**PROVIDED ENTRIES:**
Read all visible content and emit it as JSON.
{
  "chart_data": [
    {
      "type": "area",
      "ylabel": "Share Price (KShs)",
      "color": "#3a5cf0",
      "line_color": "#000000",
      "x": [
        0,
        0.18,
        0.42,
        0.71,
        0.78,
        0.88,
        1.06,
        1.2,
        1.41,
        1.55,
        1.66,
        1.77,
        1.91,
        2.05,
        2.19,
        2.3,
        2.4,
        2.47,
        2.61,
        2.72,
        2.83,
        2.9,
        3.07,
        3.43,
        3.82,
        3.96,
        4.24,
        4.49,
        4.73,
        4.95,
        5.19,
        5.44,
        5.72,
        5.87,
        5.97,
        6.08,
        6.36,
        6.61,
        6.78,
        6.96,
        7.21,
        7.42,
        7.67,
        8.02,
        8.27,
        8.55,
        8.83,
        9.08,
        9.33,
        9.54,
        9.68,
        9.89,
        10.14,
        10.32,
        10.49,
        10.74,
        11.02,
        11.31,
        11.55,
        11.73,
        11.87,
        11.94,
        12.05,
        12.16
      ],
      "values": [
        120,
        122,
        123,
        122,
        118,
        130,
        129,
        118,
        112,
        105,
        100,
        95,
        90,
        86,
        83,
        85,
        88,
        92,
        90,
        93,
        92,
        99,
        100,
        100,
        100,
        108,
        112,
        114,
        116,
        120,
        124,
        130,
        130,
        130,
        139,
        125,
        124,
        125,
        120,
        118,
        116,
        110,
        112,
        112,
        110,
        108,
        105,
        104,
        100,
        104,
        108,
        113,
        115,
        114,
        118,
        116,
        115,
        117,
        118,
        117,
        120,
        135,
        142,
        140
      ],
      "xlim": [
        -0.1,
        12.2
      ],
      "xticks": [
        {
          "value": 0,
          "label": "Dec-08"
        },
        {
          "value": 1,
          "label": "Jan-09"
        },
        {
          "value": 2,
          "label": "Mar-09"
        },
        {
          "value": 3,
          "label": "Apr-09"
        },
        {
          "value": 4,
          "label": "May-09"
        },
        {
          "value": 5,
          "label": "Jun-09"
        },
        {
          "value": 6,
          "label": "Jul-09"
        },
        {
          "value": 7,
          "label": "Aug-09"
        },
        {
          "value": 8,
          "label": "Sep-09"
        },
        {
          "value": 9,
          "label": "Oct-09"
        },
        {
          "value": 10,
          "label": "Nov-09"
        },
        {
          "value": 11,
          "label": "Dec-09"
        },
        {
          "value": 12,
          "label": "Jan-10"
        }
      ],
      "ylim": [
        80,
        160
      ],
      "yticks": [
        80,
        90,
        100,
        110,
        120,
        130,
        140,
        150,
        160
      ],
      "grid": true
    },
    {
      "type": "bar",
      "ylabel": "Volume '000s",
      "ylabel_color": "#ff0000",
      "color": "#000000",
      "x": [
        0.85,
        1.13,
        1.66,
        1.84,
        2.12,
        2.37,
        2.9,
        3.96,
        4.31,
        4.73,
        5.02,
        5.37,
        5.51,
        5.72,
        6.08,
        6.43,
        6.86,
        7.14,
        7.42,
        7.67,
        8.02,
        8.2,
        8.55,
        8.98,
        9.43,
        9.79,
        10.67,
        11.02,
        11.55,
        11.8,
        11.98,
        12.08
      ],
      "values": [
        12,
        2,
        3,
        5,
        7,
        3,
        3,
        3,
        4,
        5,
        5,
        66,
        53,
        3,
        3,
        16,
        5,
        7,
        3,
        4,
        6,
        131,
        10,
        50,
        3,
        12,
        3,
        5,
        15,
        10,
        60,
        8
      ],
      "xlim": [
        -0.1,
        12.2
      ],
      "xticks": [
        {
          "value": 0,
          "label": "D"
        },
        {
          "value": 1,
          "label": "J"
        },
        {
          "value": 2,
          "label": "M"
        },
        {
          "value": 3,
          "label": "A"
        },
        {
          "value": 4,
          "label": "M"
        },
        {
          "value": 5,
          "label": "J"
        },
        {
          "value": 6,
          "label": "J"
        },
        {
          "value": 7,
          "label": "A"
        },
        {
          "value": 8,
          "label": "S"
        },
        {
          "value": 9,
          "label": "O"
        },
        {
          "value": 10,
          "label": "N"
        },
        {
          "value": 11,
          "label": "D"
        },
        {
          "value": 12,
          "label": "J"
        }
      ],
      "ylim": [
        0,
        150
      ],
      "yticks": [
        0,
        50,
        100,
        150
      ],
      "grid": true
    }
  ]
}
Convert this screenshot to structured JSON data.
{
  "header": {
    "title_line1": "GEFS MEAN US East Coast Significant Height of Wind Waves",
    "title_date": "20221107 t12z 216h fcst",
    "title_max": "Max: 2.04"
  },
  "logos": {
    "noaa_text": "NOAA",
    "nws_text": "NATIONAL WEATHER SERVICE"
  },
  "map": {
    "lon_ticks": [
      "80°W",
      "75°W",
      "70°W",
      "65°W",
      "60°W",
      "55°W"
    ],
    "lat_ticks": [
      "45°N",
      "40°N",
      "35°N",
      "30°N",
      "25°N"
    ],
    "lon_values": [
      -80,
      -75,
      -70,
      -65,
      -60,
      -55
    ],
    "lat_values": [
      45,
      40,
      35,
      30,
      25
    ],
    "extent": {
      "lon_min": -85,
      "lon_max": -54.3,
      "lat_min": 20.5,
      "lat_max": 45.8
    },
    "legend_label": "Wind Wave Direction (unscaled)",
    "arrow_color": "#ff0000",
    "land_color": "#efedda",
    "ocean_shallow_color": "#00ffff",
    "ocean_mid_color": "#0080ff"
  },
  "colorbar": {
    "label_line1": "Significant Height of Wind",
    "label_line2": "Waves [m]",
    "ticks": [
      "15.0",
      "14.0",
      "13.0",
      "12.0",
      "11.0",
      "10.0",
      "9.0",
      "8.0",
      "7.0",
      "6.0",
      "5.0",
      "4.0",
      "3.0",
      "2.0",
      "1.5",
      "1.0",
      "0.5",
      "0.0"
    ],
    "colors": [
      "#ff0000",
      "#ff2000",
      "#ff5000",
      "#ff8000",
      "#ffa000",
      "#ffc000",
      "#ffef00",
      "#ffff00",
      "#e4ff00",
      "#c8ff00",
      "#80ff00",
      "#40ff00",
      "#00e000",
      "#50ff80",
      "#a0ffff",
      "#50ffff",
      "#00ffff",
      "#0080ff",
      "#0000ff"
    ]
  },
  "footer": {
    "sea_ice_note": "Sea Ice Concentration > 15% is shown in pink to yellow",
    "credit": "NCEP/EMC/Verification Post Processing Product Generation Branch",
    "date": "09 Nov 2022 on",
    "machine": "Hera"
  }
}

**PROBLEM:** Keep only the lines that hold the string "Wind", and copy them out.

**FULL OUTPUT:**
    "title_line1": "GEFS MEAN US East Coast Significant Height of Wind Waves",
    "legend_label": "Wind Wave Direction (unscaled)",
    "label_line1": "Significant Height of Wind",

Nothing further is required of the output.